** START MATERIALS PROVIDED **

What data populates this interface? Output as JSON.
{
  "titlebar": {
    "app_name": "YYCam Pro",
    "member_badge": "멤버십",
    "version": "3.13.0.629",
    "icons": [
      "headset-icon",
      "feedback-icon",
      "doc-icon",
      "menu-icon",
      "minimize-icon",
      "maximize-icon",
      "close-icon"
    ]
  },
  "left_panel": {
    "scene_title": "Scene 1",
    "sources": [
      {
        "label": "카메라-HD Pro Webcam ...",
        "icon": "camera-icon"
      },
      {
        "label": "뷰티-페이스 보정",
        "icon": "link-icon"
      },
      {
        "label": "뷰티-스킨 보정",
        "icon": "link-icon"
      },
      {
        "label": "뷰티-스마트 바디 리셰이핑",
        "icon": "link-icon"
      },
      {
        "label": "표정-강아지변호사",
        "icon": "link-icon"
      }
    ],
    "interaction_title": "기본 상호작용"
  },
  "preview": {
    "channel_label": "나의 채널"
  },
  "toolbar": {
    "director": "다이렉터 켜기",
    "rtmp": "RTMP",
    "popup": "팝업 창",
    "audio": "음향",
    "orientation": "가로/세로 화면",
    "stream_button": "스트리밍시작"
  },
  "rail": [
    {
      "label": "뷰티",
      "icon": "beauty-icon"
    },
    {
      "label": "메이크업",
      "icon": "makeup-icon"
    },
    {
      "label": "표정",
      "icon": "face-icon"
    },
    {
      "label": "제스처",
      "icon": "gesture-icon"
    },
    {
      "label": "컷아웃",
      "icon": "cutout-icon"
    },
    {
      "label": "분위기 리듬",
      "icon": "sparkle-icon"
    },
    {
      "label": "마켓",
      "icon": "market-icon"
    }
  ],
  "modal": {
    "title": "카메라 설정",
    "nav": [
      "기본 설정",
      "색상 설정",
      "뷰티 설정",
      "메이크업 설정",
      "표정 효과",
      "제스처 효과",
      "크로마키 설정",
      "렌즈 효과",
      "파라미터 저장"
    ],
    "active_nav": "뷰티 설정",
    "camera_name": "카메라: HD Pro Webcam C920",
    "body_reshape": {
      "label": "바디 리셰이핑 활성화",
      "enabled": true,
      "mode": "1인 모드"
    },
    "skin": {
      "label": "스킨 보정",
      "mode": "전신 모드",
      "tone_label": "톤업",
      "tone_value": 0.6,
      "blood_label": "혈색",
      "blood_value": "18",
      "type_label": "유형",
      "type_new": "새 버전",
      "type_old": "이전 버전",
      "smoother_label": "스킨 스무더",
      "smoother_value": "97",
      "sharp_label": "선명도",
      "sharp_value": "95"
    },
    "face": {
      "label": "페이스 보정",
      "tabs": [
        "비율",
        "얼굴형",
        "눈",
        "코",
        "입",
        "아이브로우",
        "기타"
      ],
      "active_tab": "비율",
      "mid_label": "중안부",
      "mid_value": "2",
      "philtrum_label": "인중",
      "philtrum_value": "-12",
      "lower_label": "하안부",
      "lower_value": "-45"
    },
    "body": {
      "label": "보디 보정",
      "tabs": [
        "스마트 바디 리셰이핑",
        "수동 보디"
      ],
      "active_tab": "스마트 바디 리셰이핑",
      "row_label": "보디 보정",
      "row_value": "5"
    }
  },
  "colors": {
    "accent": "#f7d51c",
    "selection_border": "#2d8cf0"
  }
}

** END MATERIALS PROVIDED **

WHAT TO PRODUCE:
Quote all of the entries verbatim.

WRITTEN RESPONSE:
What data populates this interface? Output as JSON.
{
  "titlebar": {
    "app_name": "YYCam Pro",
    "member_badge": "멤버십",
    "version": "3.13.0.629",
    "icons": [
      "headset-icon",
      "feedback-icon",
      "doc-icon",
      "menu-icon",
      "minimize-icon",
      "maximize-icon",
      "close-icon"
    ]
  },
  "left_panel": {
    "scene_title": "Scene 1",
    "sources": [
      {
        "label": "카메라-HD Pro Webcam ...",
        "icon": "camera-icon"
      },
      {
        "label": "뷰티-페이스 보정",
        "icon": "link-icon"
      },
      {
        "label": "뷰티-스킨 보정",
        "icon": "link-icon"
      },
      {
        "label": "뷰티-스마트 바디 리셰이핑",
        "icon": "link-icon"
      },
      {
        "label": "표정-강아지변호사",
        "icon": "link-icon"
      }
    ],
    "interaction_title": "기본 상호작용"
  },
  "preview": {
    "channel_label": "나의 채널"
  },
  "toolbar": {
    "director": "다이렉터 켜기",
    "rtmp": "RTMP",
    "popup": "팝업 창",
    "audio": "음향",
    "orientation": "가로/세로 화면",
    "stream_button": "스트리밍시작"
  },
  "rail": [
    {
      "label": "뷰티",
      "icon": "beauty-icon"
    },
    {
      "label": "메이크업",
      "icon": "makeup-icon"
    },
    {
      "label": "표정",
      "icon": "face-icon"
    },
    {
      "label": "제스처",
      "icon": "gesture-icon"
    },
    {
      "label": "컷아웃",
      "icon": "cutout-icon"
    },
    {
      "label": "분위기 리듬",
      "icon": "sparkle-icon"
    },
    {
      "label": "마켓",
      "icon": "market-icon"
    }
  ],
  "modal": {
    "title": "카메라 설정",
    "nav": [
      "기본 설정",
      "색상 설정",
      "뷰티 설정",
      "메이크업 설정",
      "표정 효과",
      "제스처 효과",
      "크로마키 설정",
      "렌즈 효과",
      "파라미터 저장"
    ],
    "active_nav": "뷰티 설정",
    "camera_name": "카메라: HD Pro Webcam C920",
    "body_reshape": {
      "label": "바디 리셰이핑 활성화",
      "enabled": true,
      "mode": "1인 모드"
    },
    "skin": {
      "label": "스킨 보정",
      "mode": "전신 모드",
      "tone_label": "톤업",
      "tone_value": 0.6,
      "blood_label": "혈색",
      "blood_value": "18",
      "type_label": "유형",
      "type_new": "새 버전",
      "type_old": "이전 버전",
      "smoother_label": "스킨 스무더",
      "smoother_value": "97",
      "sharp_label": "선명도",
      "sharp_value": "95"
    },
    "face": {
      "label": "페이스 보정",
      "tabs": [
        "비율",
        "얼굴형",
        "눈",
        "코",
        "입",
        "아이브로우",
        "기타"
      ],
      "active_tab": "비율",
      "mid_label": "중안부",
      "mid_value": "2",
      "philtrum_label": "인중",
      "philtrum_value": "-12",
      "lower_label": "하안부",
      "lower_value": "-45"
    },
    "body": {
      "label": "보디 보정",
      "tabs": [
        "스마트 바디 리셰이핑",
        "수동 보디"
      ],
      "active_tab": "스마트 바디 리셰이핑",
      "row_label": "보디 보정",
      "row_value": "5"
    }
  },
  "colors": {
    "accent": "#f7d51c",
    "selection_border": "#2d8cf0"
  }
}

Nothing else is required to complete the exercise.